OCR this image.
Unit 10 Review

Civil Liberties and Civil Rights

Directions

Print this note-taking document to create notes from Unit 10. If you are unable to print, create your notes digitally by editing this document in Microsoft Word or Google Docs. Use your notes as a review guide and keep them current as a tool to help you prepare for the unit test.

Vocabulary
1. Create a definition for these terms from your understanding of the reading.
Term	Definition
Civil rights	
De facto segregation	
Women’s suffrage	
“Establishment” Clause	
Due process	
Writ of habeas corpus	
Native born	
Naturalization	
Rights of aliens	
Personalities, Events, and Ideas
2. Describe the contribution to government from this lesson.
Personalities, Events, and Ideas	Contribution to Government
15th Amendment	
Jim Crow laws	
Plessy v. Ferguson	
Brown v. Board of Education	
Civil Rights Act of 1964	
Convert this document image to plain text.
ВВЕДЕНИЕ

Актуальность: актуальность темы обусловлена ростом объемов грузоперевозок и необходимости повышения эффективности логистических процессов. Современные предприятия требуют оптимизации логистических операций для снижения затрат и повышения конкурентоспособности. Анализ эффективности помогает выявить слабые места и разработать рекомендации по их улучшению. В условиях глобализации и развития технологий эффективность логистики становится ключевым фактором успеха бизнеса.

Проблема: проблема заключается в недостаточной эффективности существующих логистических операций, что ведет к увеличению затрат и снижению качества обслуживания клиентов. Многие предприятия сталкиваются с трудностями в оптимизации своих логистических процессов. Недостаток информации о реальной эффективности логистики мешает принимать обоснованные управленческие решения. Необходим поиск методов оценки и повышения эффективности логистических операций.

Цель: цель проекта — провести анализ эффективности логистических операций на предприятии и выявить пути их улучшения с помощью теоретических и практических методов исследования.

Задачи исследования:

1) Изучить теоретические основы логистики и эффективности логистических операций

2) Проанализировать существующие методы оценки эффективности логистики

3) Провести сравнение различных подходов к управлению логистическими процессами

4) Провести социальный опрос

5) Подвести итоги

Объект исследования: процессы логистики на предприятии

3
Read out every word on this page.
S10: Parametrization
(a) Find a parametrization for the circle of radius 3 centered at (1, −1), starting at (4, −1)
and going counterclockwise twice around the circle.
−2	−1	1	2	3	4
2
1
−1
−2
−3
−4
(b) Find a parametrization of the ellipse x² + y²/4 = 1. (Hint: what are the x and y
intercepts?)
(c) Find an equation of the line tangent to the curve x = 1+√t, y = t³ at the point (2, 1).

***

| Task to complete |
Set down, exactly and in full, the lines from the one containing "Read out every word on this page." through the end of the entries; no other line belongs.

| Result of this exercise |
Read out every word on this page.
S10: Parametrization
(a) Find a parametrization for the circle of radius 3 centered at (1, −1), starting at (4, −1)
and going counterclockwise twice around the circle.
−2	−1	1	2	3	4
2
1
−1
−2
−3
−4
(b) Find a parametrization of the ellipse x² + y²/4 = 1. (Hint: what are the x and y
intercepts?)
(c) Find an equation of the line tangent to the curve x = 1+√t, y = t³ at the point (2, 1).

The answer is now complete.